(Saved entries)
━━━━━━

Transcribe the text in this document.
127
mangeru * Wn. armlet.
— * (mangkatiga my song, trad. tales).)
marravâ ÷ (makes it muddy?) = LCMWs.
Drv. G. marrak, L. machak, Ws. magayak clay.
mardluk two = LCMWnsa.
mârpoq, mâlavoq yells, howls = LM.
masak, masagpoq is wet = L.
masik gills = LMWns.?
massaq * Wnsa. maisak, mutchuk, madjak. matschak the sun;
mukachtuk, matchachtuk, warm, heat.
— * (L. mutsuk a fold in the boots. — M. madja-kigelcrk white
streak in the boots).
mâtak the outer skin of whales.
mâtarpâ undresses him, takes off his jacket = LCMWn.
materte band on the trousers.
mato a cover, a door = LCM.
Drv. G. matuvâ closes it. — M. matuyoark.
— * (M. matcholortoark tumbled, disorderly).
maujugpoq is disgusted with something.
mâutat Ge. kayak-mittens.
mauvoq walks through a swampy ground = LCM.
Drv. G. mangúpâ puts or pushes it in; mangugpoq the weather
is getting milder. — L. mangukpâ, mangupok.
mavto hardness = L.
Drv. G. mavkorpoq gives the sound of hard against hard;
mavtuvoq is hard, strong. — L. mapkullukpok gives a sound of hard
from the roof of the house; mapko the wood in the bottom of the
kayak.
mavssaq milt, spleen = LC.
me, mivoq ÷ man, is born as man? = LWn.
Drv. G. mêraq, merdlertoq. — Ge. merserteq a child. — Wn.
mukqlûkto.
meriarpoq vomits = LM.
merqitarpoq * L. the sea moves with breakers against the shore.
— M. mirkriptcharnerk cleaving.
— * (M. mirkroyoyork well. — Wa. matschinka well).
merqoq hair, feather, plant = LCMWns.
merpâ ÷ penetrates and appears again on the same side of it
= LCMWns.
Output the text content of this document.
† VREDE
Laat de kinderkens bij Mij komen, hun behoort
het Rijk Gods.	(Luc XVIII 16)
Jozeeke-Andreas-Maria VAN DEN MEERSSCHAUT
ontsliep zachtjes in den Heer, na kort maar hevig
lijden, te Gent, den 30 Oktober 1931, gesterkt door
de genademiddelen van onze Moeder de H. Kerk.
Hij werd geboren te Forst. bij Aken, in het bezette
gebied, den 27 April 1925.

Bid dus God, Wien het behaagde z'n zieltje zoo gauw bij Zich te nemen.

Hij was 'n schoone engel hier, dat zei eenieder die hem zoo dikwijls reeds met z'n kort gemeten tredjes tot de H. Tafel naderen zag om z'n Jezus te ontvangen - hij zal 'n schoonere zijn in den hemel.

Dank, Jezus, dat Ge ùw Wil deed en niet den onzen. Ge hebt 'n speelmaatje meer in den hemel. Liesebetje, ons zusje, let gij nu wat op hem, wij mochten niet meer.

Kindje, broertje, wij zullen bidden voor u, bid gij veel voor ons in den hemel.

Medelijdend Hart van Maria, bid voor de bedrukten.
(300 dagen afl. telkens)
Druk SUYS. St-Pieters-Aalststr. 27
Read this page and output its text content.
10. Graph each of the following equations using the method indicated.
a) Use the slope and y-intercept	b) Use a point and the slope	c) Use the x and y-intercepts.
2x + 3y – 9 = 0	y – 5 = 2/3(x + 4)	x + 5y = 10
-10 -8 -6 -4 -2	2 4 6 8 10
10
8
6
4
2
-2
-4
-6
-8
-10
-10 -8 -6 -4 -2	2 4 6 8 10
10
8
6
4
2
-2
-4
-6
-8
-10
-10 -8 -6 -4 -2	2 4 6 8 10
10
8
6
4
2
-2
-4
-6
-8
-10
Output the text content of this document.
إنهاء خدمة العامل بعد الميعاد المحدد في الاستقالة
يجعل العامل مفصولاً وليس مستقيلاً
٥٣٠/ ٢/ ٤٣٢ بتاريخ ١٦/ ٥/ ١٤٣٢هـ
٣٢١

━━━━━━

**What to work on**
Identify the lines of the entries containing the string "against". Copy each such line.

**Full solution**
Drv. G. mavkorpoq gives the sound of hard against hard;
merqitarpoq * L. the sea moves with breakers against the shore.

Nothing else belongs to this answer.